- _Problem_:
In the material below, the lines containing the word "intercept" are required; copy each of them.
━━━━━ Material for this task
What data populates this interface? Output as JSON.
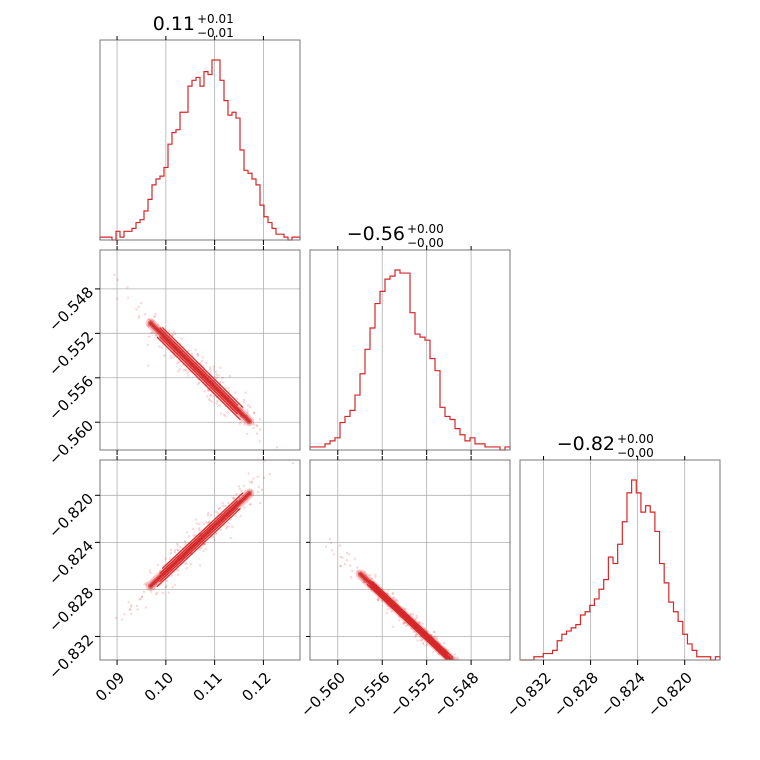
{
  "chart_data": {
    "type": "corner",
    "color": "#d62728",
    "grid": true,
    "parameters": [
      {
        "title": {
          "value": "0.11",
          "upper": "+0.01",
          "lower": "−0.01"
        },
        "range": [
          0.0865,
          0.1275
        ],
        "ticks": [
          0.09,
          0.1,
          0.11,
          0.12
        ],
        "tick_labels": [
          "0.09",
          "0.10",
          "0.11",
          "0.12"
        ],
        "hist_edges_lo": 0.0865,
        "hist_edges_hi": 0.1275,
        "hist_counts": [
          1,
          1,
          1,
          0,
          3,
          1,
          3,
          3,
          4,
          6,
          7,
          10,
          14,
          19,
          21,
          22,
          25,
          33,
          37,
          38,
          44,
          44,
          53,
          55,
          56,
          53,
          58,
          57,
          62,
          62,
          55,
          48,
          43,
          44,
          42,
          31,
          24,
          23,
          21,
          19,
          12,
          8,
          6,
          4,
          2,
          2,
          1,
          0,
          1,
          1
        ]
      },
      {
        "title": {
          "value": "−0.56",
          "upper": "+0.00",
          "lower": "−0.00"
        },
        "range": [
          -0.5625,
          -0.5445
        ],
        "ticks": [
          -0.56,
          -0.556,
          -0.552,
          -0.548
        ],
        "tick_labels": [
          "−0.560",
          "−0.556",
          "−0.552",
          "−0.548"
        ],
        "hist_edges_lo": -0.5625,
        "hist_edges_hi": -0.5445,
        "hist_counts": [
          1,
          1,
          1,
          2,
          3,
          4,
          9,
          11,
          13,
          18,
          25,
          33,
          40,
          48,
          52,
          56,
          57,
          59,
          58,
          58,
          45,
          38,
          37,
          36,
          30,
          26,
          14,
          11,
          10,
          7,
          5,
          3,
          4,
          2,
          2,
          1,
          1,
          1,
          0,
          1
        ]
      },
      {
        "title": {
          "value": "−0.82",
          "upper": "+0.00",
          "lower": "−0.00"
        },
        "range": [
          -0.834,
          -0.817
        ],
        "ticks": [
          -0.832,
          -0.828,
          -0.824,
          -0.82
        ],
        "tick_labels": [
          "−0.832",
          "−0.828",
          "−0.824",
          "−0.820"
        ],
        "hist_edges_lo": -0.834,
        "hist_edges_hi": -0.817,
        "hist_counts": [
          0,
          0,
          0,
          1,
          1,
          2,
          2,
          3,
          6,
          8,
          9,
          10,
          11,
          14,
          15,
          17,
          19,
          22,
          25,
          32,
          30,
          36,
          43,
          52,
          56,
          52,
          46,
          48,
          46,
          40,
          30,
          24,
          18,
          15,
          12,
          8,
          5,
          3,
          1,
          1,
          1,
          0,
          1
        ]
      }
    ],
    "pair_trends": [
      {
        "row": 1,
        "col": 0,
        "slope": -0.4365,
        "intercept": -0.5088,
        "spread": 0.0006
      },
      {
        "row": 2,
        "col": 0,
        "slope": 0.389,
        "intercept": -0.8654,
        "spread": 0.0005
      },
      {
        "row": 2,
        "col": 1,
        "slope": -0.892,
        "intercept": -1.3244,
        "spread": 0.0003
      }
    ]
  }
}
━━━━━━━━━━
- _Full response_:
        "intercept": -0.5088,
        "intercept": -0.8654,
        "intercept": -1.3244,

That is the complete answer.